(Stored data entries)
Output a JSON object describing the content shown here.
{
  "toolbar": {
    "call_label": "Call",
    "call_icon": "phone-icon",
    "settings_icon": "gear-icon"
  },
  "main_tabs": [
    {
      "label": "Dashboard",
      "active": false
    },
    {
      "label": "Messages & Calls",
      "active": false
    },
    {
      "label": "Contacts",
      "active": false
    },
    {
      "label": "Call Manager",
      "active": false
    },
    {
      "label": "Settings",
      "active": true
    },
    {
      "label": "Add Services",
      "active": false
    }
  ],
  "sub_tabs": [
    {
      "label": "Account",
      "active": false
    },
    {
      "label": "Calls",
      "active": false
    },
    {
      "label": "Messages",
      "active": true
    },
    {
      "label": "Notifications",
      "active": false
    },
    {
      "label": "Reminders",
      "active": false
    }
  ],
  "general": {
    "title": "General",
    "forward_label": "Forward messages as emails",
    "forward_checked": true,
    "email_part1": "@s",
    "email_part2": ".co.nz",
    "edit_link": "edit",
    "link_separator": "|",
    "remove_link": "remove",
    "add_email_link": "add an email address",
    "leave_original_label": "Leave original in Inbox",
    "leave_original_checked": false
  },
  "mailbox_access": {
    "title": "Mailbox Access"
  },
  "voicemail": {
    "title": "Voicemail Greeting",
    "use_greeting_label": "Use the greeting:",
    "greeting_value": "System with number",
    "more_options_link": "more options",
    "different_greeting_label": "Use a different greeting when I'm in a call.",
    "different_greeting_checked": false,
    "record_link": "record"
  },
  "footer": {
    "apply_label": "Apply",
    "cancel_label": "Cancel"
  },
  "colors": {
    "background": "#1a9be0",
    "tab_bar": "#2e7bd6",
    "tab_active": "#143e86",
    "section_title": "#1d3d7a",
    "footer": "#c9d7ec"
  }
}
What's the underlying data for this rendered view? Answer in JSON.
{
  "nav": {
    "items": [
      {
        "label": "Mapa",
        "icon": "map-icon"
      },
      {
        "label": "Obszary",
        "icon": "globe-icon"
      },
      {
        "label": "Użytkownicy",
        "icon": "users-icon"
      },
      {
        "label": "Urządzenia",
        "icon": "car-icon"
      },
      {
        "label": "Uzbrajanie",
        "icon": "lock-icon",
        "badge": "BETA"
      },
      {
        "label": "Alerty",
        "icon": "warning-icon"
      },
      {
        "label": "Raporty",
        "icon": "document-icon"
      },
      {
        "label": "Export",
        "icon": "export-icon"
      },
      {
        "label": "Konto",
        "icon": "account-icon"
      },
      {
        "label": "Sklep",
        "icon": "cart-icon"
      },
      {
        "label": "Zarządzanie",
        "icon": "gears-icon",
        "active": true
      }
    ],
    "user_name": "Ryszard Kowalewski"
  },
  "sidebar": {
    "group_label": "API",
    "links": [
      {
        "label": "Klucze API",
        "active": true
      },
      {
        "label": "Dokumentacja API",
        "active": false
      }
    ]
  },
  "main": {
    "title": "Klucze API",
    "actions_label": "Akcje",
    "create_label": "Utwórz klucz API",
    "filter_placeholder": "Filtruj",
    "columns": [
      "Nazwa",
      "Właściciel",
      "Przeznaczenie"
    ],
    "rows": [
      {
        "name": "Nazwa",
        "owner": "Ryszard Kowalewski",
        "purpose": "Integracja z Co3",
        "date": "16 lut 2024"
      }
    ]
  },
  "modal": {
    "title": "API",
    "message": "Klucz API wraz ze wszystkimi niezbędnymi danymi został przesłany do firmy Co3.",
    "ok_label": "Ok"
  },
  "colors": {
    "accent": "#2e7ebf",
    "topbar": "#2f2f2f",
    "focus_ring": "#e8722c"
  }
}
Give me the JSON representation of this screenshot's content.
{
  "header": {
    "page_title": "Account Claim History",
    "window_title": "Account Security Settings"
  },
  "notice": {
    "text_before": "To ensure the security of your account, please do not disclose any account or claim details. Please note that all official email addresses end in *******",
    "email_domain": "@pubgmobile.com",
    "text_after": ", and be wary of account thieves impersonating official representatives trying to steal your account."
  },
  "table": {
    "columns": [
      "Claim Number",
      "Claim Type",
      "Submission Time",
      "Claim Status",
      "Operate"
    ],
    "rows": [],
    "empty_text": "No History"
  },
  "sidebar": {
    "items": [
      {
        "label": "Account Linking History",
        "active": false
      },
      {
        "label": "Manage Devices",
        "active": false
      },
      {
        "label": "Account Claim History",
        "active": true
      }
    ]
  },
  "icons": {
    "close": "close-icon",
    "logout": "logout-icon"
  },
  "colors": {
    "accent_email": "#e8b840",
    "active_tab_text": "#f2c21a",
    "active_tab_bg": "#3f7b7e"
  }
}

WHAT THE TASK ASKS: Exactly as they are written, print the entries again.

RESULT:
Output a JSON object describing the content shown here.
{
  "toolbar": {
    "call_label": "Call",
    "call_icon": "phone-icon",
    "settings_icon": "gear-icon"
  },
  "main_tabs": [
    {
      "label": "Dashboard",
      "active": false
    },
    {
      "label": "Messages & Calls",
      "active": false
    },
    {
      "label": "Contacts",
      "active": false
    },
    {
      "label": "Call Manager",
      "active": false
    },
    {
      "label": "Settings",
      "active": true
    },
    {
      "label": "Add Services",
      "active": false
    }
  ],
  "sub_tabs": [
    {
      "label": "Account",
      "active": false
    },
    {
      "label": "Calls",
      "active": false
    },
    {
      "label": "Messages",
      "active": true
    },
    {
      "label": "Notifications",
      "active": false
    },
    {
      "label": "Reminders",
      "active": false
    }
  ],
  "general": {
    "title": "General",
    "forward_label": "Forward messages as emails",
    "forward_checked": true,
    "email_part1": "@s",
    "email_part2": ".co.nz",
    "edit_link": "edit",
    "link_separator": "|",
    "remove_link": "remove",
    "add_email_link": "add an email address",
    "leave_original_label": "Leave original in Inbox",
    "leave_original_checked": false
  },
  "mailbox_access": {
    "title": "Mailbox Access"
  },
  "voicemail": {
    "title": "Voicemail Greeting",
    "use_greeting_label": "Use the greeting:",
    "greeting_value": "System with number",
    "more_options_link": "more options",
    "different_greeting_label": "Use a different greeting when I'm in a call.",
    "different_greeting_checked": false,
    "record_link": "record"
  },
  "footer": {
    "apply_label": "Apply",
    "cancel_label": "Cancel"
  },
  "colors": {
    "background": "#1a9be0",
    "tab_bar": "#2e7bd6",
    "tab_active": "#143e86",
    "section_title": "#1d3d7a",
    "footer": "#c9d7ec"
  }
}
What's the underlying data for this rendered view? Answer in JSON.
{
  "nav": {
    "items": [
      {
        "label": "Mapa",
        "icon": "map-icon"
      },
      {
        "label": "Obszary",
        "icon": "globe-icon"
      },
      {
        "label": "Użytkownicy",
        "icon": "users-icon"
      },
      {
        "label": "Urządzenia",
        "icon": "car-icon"
      },
      {
        "label": "Uzbrajanie",
        "icon": "lock-icon",
        "badge": "BETA"
      },
      {
        "label": "Alerty",
        "icon": "warning-icon"
      },
      {
        "label": "Raporty",
        "icon": "document-icon"
      },
      {
        "label": "Export",
        "icon": "export-icon"
      },
      {
        "label": "Konto",
        "icon": "account-icon"
      },
      {
        "label": "Sklep",
        "icon": "cart-icon"
      },
      {
        "label": "Zarządzanie",
        "icon": "gears-icon",
        "active": true
      }
    ],
    "user_name": "Ryszard Kowalewski"
  },
  "sidebar": {
    "group_label": "API",
    "links": [
      {
        "label": "Klucze API",
        "active": true
      },
      {
        "label": "Dokumentacja API",
        "active": false
      }
    ]
  },
  "main": {
    "title": "Klucze API",
    "actions_label": "Akcje",
    "create_label": "Utwórz klucz API",
    "filter_placeholder": "Filtruj",
    "columns": [
      "Nazwa",
      "Właściciel",
      "Przeznaczenie"
    ],
    "rows": [
      {
        "name": "Nazwa",
        "owner": "Ryszard Kowalewski",
        "purpose": "Integracja z Co3",
        "date": "16 lut 2024"
      }
    ]
  },
  "modal": {
    "title": "API",
    "message": "Klucz API wraz ze wszystkimi niezbędnymi danymi został przesłany do firmy Co3.",
    "ok_label": "Ok"
  },
  "colors": {
    "accent": "#2e7ebf",
    "topbar": "#2f2f2f",
    "focus_ring": "#e8722c"
  }
}
Give me the JSON representation of this screenshot's content.
{
  "header": {
    "page_title": "Account Claim History",
    "window_title": "Account Security Settings"
  },
  "notice": {
    "text_before": "To ensure the security of your account, please do not disclose any account or claim details. Please note that all official email addresses end in *******",
    "email_domain": "@pubgmobile.com",
    "text_after": ", and be wary of account thieves impersonating official representatives trying to steal your account."
  },
  "table": {
    "columns": [
      "Claim Number",
      "Claim Type",
      "Submission Time",
      "Claim Status",
      "Operate"
    ],
    "rows": [],
    "empty_text": "No History"
  },
  "sidebar": {
    "items": [
      {
        "label": "Account Linking History",
        "active": false
      },
      {
        "label": "Manage Devices",
        "active": false
      },
      {
        "label": "Account Claim History",
        "active": true
      }
    ]
  },
  "icons": {
    "close": "close-icon",
    "logout": "logout-icon"
  },
  "colors": {
    "accent_email": "#e8b840",
    "active_tab_text": "#f2c21a",
    "active_tab_bg": "#3f7b7e"
  }
}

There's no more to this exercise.